**Passage provided:**
-------------------------
What is Forgiveness?
In a couple of weeks I will be giving a short sermon on the subject of forgiveness. I knew from the outset that this was not a “safe” topic for me. Forgiveness does not come easy for me, especially in the places that it really matters, that is, in the places where the perceived wrongs are very real and very painful. I have also realized that “forgiveness” is not something that I have ever thought very deeply about, and as a result my own approach to forgiving others has lacked a real sophistication that the act requires.
Up until now I think that “forgiveness” has meant, in my own mind, more of a state of mind than a group of actions. Another way to put this is that “forgiveness” has been something passive rather than something active. If forgiveness is passive then I can forgive simply by changing the way I think about someone. “Forgiveness” can be an armchair exercise; it can be something quietly and personally dealt with on my own.
I’ve begun to realize that this is insufficient, but in order to achieve some sufficiency I’ve had to really work out the process. Here is where I am for the time being, and I would very much welcome input and critique from you, the reader.
The first step is to ask the question, “Have I really been wronged?” There are plenty of things that I am upset and/or offended by that I shouldn’t be. I have to examine these situations and really come to terms with the fact that it’s possible that I am upset or offended for the wrong reasons, and thus need to change my own thinking about the situation. If I haven’t really been wronged, then I don’t need to forgive. However, if I truly have been wronged then the situation calls for forgiveness. Pretty simple, but with deep significance:
Principle #1: True forgiveness is only appropriate if I have truly been wronged, therefore forgiveness means recognizing, rather than ignoring, that the other person is in the wrong.
-------------------------
**Stated task 1:** According to the passage on forgiveness, what question makes up the first step of the process?
**Stated task 2:** List each way the passage on forgiveness says the writer had previously understood forgiveness.
**Stated task 3:** Carry the essay on forgiveness forward from its last sentence.

**Information given:**
-------------------------
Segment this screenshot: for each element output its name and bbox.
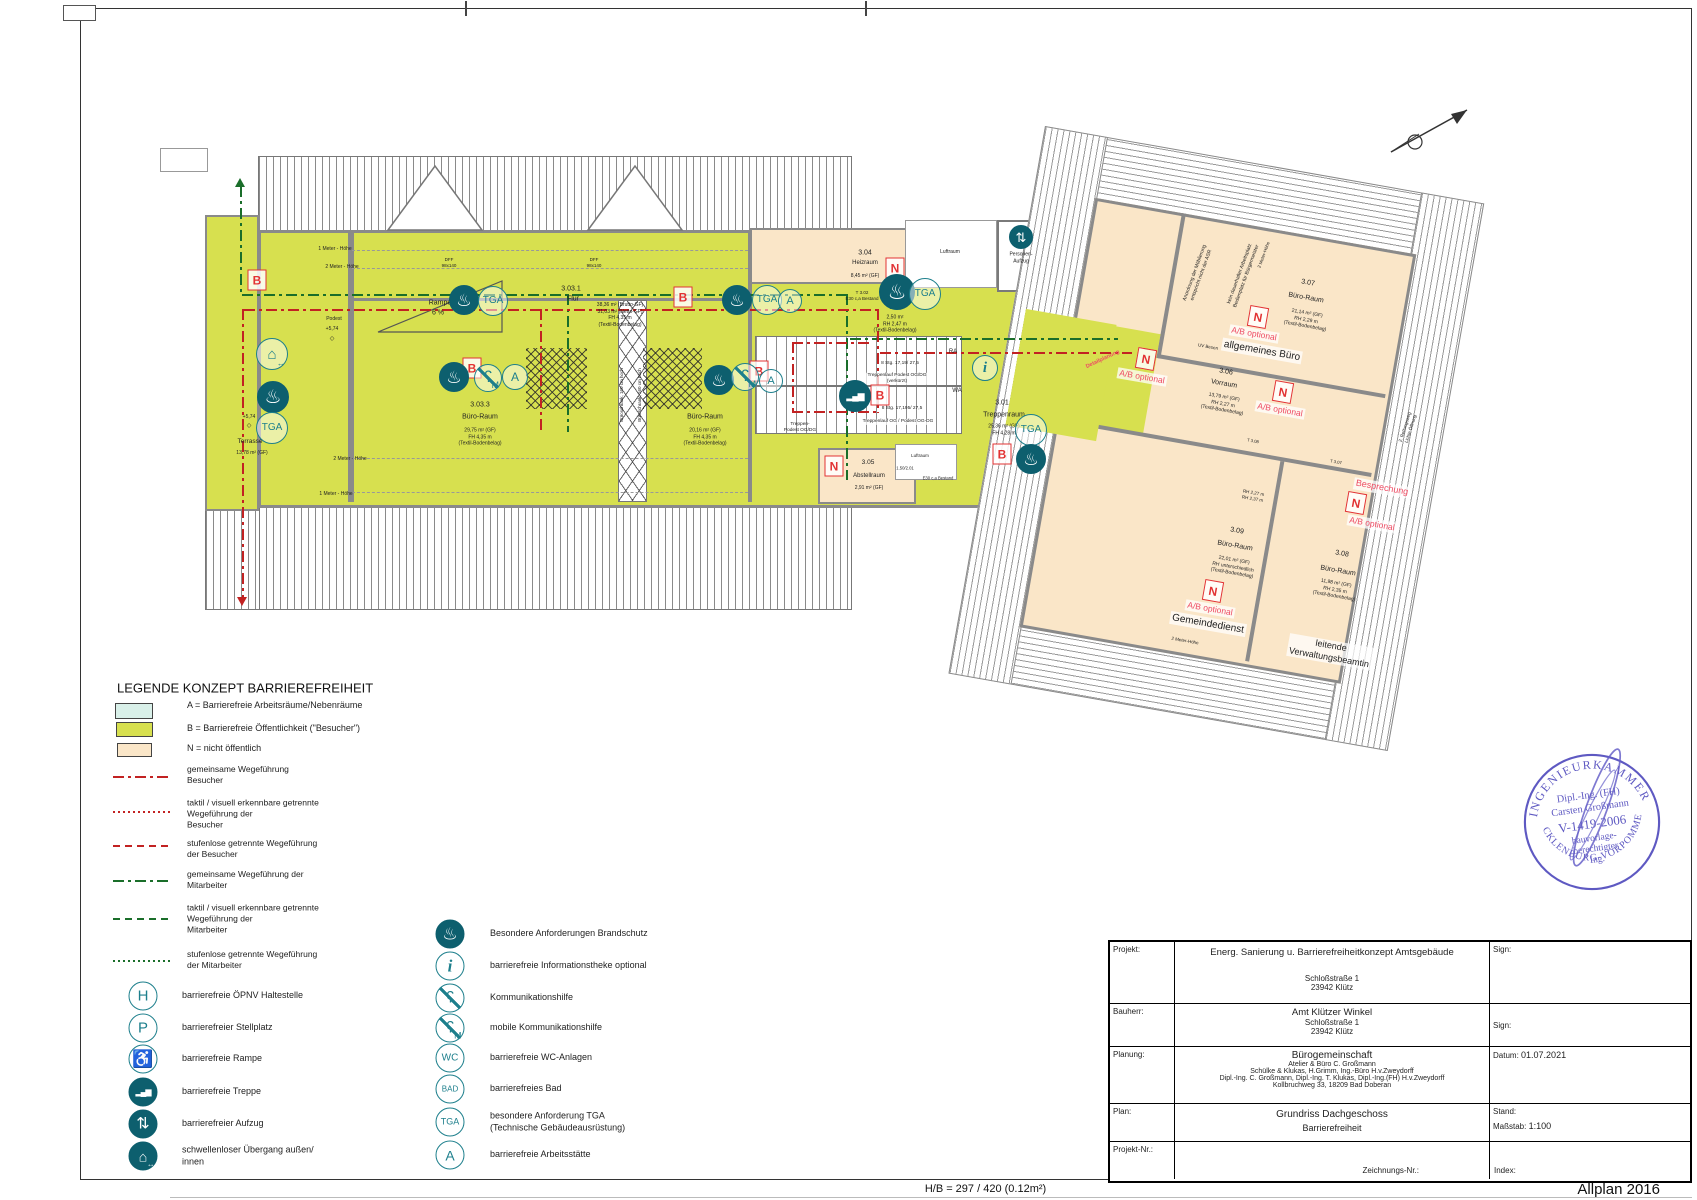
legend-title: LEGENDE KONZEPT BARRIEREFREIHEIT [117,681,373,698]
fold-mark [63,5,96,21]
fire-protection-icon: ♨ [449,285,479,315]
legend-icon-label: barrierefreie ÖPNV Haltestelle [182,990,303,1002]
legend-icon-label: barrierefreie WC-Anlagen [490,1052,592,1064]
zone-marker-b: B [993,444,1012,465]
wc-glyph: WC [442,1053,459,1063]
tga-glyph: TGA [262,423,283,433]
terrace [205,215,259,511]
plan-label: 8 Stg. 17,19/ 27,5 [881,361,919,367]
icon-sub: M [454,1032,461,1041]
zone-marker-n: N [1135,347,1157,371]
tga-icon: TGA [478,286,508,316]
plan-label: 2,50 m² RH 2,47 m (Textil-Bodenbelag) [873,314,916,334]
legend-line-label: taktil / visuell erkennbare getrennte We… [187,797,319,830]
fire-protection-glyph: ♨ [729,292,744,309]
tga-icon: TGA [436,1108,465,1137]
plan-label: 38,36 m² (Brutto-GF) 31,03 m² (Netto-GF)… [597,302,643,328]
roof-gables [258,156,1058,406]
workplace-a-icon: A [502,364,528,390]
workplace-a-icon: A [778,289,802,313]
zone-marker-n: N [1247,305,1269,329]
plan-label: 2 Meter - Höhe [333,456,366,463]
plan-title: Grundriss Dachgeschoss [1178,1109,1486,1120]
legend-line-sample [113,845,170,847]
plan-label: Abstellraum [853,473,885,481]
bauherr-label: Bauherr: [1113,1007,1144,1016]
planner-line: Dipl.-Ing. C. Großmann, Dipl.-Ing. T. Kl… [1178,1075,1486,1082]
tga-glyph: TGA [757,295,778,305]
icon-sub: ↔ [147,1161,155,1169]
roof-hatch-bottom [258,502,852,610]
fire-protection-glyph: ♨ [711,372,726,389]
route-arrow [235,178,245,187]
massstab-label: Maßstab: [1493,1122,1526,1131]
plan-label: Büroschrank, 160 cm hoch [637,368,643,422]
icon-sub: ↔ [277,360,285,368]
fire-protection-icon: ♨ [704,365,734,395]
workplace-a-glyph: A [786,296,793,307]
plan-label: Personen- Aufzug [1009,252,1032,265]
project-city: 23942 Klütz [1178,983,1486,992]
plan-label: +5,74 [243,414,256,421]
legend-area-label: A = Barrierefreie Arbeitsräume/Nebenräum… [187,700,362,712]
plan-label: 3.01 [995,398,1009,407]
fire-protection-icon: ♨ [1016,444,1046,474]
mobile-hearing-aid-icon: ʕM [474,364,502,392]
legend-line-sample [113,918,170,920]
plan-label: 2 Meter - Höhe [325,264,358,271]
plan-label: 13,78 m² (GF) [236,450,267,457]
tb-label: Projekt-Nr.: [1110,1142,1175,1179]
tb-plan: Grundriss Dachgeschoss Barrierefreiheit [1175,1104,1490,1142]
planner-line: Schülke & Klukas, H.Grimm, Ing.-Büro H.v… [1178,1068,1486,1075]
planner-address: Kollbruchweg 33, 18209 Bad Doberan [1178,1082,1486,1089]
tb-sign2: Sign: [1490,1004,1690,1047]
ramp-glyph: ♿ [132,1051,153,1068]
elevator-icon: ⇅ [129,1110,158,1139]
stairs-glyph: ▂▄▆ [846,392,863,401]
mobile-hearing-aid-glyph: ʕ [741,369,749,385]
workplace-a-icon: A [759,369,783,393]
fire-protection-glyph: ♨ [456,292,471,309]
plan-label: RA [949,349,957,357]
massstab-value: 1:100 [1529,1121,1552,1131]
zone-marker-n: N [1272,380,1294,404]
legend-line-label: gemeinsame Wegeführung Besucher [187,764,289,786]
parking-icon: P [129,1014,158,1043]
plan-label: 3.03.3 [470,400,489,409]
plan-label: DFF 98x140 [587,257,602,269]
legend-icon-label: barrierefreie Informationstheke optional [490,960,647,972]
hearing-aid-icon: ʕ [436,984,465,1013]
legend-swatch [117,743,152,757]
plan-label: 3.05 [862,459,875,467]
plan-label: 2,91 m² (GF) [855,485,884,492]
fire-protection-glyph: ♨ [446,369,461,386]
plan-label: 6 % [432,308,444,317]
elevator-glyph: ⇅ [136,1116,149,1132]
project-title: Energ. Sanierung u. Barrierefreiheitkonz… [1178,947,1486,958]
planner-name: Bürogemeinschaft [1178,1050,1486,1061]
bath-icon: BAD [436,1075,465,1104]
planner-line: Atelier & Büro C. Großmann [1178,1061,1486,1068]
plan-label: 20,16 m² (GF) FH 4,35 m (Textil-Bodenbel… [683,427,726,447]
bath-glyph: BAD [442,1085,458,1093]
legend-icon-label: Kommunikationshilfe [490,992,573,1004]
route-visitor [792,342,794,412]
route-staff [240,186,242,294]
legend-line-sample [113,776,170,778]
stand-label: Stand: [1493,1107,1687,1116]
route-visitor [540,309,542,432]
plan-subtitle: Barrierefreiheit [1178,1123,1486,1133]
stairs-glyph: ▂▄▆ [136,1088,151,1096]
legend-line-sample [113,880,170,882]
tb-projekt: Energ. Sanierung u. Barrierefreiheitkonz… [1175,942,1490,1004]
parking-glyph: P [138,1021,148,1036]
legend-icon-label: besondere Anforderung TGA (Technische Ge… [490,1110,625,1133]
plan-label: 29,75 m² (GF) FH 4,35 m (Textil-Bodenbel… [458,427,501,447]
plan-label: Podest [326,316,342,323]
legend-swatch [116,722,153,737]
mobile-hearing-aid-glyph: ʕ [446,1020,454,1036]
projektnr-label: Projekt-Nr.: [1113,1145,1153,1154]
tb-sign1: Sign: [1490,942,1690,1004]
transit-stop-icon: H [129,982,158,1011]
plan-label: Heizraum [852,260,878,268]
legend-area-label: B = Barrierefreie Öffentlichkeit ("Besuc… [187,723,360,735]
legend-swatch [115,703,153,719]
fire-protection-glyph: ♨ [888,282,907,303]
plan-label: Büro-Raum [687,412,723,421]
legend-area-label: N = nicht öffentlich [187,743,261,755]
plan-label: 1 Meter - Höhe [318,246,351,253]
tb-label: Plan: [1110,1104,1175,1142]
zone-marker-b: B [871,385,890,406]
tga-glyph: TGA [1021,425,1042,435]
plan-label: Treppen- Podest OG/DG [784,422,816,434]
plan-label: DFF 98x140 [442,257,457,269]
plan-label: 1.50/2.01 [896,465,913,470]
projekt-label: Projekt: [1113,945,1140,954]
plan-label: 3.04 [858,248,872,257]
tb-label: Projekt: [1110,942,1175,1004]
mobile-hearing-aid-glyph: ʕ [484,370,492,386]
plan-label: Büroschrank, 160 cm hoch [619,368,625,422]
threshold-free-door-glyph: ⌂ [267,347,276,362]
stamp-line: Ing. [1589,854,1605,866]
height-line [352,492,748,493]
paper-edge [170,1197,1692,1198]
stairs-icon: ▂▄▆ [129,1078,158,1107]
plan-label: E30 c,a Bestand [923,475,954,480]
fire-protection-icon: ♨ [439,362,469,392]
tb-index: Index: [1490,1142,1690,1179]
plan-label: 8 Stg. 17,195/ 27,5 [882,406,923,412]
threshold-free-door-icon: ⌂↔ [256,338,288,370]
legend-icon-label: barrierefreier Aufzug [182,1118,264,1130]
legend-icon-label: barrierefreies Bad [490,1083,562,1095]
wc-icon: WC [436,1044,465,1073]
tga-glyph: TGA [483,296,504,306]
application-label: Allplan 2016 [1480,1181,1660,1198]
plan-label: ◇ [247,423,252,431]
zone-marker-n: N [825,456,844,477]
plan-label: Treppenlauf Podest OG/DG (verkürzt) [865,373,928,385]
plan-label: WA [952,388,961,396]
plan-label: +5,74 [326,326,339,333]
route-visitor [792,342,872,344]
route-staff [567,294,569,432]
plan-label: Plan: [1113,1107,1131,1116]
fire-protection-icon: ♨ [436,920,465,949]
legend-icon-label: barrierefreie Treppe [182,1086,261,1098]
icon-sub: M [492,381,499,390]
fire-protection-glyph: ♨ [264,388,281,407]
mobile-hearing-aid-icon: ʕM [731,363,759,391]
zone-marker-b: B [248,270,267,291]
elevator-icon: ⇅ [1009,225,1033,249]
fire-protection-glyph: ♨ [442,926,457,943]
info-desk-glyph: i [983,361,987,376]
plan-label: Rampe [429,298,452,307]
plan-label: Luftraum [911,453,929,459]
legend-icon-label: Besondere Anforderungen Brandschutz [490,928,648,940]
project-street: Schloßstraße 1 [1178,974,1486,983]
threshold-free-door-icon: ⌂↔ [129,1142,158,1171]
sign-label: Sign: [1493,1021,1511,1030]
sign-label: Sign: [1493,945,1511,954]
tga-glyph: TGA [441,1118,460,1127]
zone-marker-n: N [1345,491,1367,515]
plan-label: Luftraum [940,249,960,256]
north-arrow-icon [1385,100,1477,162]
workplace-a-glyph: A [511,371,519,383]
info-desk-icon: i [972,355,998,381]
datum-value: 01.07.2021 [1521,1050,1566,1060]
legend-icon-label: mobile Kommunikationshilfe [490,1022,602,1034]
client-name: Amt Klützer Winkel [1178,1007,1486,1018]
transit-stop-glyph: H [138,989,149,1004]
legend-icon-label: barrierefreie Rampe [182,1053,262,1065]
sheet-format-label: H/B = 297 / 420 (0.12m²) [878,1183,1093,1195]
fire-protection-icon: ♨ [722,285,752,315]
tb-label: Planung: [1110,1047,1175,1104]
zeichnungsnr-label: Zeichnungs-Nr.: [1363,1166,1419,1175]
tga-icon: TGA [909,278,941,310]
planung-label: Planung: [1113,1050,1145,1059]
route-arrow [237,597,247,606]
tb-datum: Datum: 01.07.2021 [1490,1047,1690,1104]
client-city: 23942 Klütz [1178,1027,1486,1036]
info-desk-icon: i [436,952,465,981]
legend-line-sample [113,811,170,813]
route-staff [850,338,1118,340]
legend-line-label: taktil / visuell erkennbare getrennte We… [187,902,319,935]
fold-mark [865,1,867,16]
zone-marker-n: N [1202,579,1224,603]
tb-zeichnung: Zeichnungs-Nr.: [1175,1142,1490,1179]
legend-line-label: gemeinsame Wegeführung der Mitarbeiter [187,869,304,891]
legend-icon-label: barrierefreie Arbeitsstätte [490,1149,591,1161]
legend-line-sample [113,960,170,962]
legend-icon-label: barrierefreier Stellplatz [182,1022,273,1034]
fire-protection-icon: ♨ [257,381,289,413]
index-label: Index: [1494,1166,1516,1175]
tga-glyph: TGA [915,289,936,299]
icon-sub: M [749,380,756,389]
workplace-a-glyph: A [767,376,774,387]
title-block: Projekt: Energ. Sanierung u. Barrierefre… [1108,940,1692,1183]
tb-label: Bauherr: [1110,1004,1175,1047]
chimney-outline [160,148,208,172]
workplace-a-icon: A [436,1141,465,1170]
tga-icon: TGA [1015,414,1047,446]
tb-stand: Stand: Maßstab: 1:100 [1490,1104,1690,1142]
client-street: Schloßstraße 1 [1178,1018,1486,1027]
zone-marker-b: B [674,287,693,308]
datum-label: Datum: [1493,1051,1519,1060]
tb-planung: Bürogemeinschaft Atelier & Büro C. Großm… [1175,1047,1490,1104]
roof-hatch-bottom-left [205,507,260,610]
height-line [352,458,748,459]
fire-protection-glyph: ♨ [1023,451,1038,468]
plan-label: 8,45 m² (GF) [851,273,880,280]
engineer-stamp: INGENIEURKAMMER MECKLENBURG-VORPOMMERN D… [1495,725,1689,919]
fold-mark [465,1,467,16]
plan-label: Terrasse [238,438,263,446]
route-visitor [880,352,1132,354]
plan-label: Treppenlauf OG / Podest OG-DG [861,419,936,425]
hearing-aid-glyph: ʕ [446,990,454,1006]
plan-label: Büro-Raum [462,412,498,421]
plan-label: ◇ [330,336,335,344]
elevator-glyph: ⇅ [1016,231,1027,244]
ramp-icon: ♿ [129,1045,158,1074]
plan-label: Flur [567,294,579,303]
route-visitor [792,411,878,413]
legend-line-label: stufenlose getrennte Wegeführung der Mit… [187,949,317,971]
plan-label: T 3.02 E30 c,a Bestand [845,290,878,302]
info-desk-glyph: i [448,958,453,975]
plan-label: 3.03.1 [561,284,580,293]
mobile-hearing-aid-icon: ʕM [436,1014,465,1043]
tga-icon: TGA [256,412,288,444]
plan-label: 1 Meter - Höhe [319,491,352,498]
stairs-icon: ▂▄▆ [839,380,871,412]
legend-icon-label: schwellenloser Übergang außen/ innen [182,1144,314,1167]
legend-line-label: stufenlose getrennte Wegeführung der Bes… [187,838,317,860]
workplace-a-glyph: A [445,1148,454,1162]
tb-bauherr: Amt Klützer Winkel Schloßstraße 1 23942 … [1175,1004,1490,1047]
-------------------------
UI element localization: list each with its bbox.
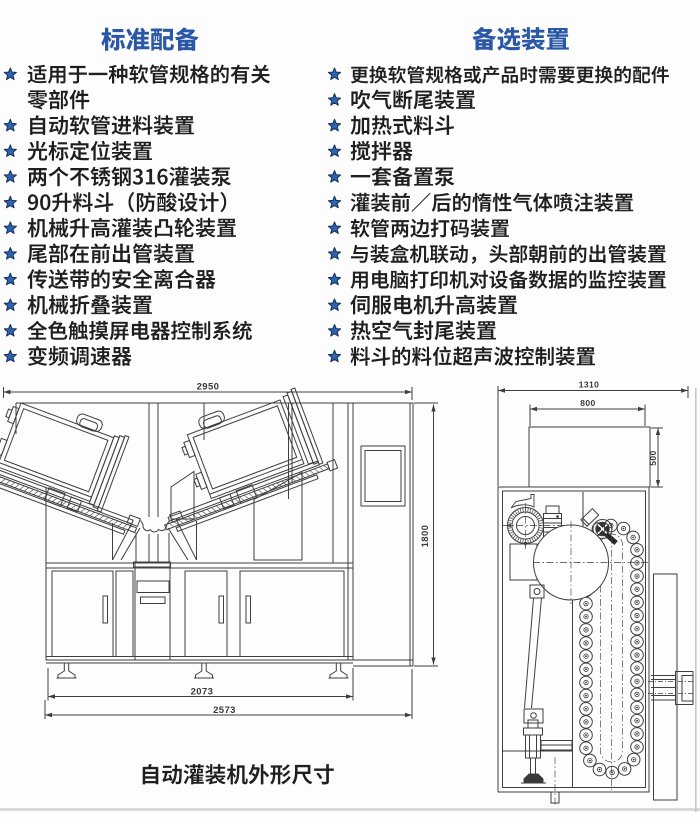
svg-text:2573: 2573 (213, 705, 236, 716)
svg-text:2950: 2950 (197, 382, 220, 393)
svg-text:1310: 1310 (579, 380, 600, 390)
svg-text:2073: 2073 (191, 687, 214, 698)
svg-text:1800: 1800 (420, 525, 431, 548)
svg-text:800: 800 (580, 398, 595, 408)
-------------------------
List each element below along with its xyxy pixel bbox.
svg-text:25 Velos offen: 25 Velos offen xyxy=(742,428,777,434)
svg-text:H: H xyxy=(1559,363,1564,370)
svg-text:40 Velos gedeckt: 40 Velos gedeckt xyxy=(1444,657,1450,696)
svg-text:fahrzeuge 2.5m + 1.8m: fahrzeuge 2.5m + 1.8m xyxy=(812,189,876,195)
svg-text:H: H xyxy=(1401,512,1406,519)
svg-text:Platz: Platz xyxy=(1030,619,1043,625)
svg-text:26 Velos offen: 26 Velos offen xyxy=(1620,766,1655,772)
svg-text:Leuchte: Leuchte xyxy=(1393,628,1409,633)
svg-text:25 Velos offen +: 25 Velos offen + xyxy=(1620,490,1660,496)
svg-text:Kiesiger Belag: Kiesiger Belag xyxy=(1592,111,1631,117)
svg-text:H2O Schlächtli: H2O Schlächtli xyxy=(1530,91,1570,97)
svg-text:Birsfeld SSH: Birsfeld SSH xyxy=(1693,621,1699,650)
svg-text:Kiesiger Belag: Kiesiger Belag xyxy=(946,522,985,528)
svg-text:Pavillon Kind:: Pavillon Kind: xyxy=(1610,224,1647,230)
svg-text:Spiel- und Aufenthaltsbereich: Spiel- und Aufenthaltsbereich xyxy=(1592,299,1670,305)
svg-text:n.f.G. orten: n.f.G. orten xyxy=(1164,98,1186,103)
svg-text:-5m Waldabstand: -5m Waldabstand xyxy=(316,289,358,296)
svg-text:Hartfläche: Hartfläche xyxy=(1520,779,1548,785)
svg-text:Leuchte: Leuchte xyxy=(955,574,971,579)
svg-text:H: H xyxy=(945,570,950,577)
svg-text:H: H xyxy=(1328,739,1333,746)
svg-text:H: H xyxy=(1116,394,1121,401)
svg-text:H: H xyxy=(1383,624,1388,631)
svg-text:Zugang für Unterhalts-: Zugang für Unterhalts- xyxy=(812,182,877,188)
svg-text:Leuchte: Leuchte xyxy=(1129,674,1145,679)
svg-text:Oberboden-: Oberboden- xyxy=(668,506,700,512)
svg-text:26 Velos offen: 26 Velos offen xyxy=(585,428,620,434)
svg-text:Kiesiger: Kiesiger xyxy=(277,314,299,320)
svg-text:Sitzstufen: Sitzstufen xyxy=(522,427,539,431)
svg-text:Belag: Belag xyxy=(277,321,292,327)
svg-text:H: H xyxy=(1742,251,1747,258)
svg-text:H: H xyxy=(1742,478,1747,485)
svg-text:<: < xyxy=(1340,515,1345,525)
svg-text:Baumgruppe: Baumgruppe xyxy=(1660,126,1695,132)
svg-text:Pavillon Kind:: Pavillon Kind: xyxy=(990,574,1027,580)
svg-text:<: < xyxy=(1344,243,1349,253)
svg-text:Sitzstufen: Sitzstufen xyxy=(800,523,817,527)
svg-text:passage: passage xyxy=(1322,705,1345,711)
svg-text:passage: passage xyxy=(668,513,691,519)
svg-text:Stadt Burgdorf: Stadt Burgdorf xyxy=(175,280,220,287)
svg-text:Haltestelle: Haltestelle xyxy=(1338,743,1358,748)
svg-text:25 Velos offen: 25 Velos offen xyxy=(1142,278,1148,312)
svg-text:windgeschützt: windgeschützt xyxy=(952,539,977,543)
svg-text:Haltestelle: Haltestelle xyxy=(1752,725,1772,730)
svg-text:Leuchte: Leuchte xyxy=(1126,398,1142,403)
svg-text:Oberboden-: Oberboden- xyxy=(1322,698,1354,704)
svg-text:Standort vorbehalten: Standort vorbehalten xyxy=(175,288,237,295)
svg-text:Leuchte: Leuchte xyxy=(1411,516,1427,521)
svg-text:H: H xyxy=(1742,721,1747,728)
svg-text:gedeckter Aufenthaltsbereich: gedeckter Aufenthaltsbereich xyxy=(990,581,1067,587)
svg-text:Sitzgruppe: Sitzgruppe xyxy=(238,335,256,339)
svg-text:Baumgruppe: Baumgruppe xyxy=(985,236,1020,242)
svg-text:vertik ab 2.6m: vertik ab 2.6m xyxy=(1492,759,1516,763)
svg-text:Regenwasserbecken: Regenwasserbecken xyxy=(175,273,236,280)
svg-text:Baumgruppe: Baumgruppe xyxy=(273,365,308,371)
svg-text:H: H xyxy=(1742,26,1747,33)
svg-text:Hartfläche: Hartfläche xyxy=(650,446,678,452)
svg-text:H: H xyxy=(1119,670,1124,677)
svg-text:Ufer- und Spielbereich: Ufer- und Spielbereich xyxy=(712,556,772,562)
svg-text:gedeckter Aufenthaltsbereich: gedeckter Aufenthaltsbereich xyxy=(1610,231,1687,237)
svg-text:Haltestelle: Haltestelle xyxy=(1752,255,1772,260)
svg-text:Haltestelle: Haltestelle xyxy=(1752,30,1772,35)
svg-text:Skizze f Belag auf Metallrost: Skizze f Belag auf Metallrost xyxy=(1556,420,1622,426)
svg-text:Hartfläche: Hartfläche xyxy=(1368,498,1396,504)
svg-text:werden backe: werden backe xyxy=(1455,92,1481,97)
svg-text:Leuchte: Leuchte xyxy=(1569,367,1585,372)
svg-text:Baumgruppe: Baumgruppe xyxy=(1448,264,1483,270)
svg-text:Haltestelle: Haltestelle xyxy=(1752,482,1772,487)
-------------------------
**Task result 1:** "Have I really been wronged?"

**Task result 2:**
- As more of a state of mind than a group of actions
- As something passive rather than something active
- As an armchair exercise
- As something quietly and personally dealt with on one's own

**Task result 3:**
This circumvents one of the biggest misconceptions about forgiveness which may create one of the biggest obstacles to true forgiveness. Forgiveness is not looking at a wrong and saying, “That’s OK.” The first step is actually the opposite. To forgive is precisely not to condone. There is also a second principle that flows out of the fact that only what is truly wrong can be truly forgiven:
Principle #2: If I have been truly wronged then that means that God cares about what has happened to me, and he cares about it more than I do.
All sins are ultimately against God. This means that what I can’t think is that a wrong against me is uniquely my business, and that it is within my rights to deal with on my own terms. This is exactly what Paul is getting at in Romans 12.19:
“Never take your own revenge, beloved, but leave room for the wrath of God, for it is written, ‘Vengeance is Mine, I will repay,’ says the Lord.”
Notice the logic: The reason we are not to take revenge is not that we need to be avoid being “judgmental” or even an appeal to God’s gracious and merciful character (though that has a part to play) but that God’s wrath is a reality, and vengeance belongs to him. Vengeance is His business, not ours. This leads to the next principle.
Principle #3: We fail to forgive when we forget that God is dangerous on our behalf.
Unforgiveness is an act of unfaithfulness. It is an act that takes seeks to steal something that only belongs to God. Unforgiveness steps into a sphere that is reserved for God’s wrath, and it takes initiative in a sphere that is outside of our reckoning.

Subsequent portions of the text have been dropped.